## [Goal of the exercise]
Can you rewrite the stretch of the material from its first line through the line containing "- table-row: [55, 831, 879, 877]" as a JSON list of strings, one string per line, with blank lines left out?

(Layout records)
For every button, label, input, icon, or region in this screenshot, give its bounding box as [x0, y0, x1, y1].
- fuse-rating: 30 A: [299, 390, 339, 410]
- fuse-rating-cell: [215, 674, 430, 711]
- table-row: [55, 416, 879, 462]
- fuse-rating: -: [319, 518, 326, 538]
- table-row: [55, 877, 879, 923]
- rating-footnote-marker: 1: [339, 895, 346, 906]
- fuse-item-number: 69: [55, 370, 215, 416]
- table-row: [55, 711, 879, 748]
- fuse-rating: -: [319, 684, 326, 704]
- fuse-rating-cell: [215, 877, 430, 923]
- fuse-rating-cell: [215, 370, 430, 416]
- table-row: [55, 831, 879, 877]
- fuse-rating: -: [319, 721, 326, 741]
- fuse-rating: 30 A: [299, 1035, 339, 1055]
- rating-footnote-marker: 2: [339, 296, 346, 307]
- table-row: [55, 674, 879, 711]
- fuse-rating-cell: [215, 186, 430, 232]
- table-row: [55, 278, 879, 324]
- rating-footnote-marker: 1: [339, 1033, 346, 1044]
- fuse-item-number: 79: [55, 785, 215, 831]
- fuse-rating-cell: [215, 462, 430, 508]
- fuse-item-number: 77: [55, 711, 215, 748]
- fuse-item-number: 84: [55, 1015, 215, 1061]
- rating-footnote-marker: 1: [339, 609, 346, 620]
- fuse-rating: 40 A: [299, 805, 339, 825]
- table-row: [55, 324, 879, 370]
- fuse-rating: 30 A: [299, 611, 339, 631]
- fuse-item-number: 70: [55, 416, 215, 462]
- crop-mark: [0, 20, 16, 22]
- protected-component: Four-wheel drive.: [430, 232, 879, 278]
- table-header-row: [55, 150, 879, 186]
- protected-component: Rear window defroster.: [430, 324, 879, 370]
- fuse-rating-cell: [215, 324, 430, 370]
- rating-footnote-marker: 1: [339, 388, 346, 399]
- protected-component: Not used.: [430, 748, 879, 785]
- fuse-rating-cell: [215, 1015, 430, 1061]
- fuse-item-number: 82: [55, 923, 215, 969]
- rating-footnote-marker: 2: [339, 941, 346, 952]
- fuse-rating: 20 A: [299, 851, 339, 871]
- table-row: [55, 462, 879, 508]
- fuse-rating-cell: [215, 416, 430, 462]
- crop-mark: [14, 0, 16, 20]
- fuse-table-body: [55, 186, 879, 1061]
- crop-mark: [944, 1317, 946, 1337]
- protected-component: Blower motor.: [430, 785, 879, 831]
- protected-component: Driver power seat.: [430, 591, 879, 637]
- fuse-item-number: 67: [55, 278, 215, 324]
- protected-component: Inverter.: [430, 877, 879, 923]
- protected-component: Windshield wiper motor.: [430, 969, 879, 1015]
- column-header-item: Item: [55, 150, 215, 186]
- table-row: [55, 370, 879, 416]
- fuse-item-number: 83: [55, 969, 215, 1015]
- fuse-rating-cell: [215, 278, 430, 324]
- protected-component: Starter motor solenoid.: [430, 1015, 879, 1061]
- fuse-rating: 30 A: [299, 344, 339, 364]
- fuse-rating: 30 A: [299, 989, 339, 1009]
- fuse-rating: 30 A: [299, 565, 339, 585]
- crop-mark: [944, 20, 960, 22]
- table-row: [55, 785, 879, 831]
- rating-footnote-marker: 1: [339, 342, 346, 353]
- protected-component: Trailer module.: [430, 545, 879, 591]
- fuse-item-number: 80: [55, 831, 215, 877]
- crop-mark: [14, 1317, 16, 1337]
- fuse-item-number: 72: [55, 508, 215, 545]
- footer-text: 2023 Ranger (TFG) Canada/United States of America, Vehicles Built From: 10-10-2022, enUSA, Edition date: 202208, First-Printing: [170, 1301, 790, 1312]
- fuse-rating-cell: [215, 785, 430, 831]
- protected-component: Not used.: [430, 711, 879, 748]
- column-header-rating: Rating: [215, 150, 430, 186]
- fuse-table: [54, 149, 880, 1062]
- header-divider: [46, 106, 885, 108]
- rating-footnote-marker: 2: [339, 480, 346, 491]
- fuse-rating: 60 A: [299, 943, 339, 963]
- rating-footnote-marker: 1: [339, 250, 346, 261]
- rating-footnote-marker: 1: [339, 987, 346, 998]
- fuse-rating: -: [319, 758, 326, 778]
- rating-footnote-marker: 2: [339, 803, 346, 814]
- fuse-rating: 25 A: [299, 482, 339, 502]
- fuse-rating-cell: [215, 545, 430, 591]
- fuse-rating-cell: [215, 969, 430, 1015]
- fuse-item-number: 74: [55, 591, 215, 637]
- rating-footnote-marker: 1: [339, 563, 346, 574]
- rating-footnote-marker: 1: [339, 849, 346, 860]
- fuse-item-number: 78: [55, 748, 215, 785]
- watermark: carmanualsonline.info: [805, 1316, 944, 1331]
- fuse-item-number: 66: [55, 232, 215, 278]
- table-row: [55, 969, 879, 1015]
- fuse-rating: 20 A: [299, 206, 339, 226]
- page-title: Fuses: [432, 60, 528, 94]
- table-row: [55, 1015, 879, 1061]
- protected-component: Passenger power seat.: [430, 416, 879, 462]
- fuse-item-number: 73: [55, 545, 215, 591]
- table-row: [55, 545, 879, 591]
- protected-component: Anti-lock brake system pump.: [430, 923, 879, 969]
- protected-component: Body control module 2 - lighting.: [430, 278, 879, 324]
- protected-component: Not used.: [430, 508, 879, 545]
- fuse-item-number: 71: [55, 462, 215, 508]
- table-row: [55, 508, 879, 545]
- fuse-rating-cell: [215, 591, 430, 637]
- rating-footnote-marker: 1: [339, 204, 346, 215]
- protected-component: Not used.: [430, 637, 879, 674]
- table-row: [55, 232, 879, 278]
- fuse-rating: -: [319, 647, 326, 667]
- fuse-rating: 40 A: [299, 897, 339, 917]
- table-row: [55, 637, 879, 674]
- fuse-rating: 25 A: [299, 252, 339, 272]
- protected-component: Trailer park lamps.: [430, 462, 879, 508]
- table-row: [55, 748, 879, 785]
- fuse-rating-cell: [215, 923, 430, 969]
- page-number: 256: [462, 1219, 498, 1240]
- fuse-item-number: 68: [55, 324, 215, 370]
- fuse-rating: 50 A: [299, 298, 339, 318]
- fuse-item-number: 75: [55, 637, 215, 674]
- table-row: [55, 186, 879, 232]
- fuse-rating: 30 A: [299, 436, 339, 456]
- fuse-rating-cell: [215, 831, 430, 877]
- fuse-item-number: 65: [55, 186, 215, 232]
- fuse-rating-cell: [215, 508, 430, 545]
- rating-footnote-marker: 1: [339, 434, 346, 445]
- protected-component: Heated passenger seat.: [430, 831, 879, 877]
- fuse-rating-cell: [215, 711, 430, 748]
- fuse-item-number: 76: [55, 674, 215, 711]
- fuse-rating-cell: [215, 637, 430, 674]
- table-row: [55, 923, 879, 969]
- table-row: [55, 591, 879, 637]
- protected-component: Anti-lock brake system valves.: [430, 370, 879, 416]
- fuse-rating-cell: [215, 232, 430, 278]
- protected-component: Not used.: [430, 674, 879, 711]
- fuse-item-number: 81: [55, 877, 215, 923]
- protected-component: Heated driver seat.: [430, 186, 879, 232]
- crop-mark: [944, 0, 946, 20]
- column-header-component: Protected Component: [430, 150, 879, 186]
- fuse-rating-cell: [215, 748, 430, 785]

## [Correct output]
[
  "For every button, label, input, icon, or region in this screenshot, give its bounding box as [x0, y0, x1, y1].",
  "- fuse-rating: 30 A: [299, 390, 339, 410]",
  "- fuse-rating-cell: [215, 674, 430, 711]",
  "- table-row: [55, 416, 879, 462]",
  "- fuse-rating: -: [319, 518, 326, 538]",
  "- table-row: [55, 877, 879, 923]",
  "- rating-footnote-marker: 1: [339, 895, 346, 906]",
  "- fuse-item-number: 69: [55, 370, 215, 416]",
  "- table-row: [55, 711, 879, 748]",
  "- fuse-rating: -: [319, 684, 326, 704]",
  "- fuse-rating-cell: [215, 877, 430, 923]",
  "- fuse-rating-cell: [215, 370, 430, 416]",
  "- table-row: [55, 831, 879, 877]"
]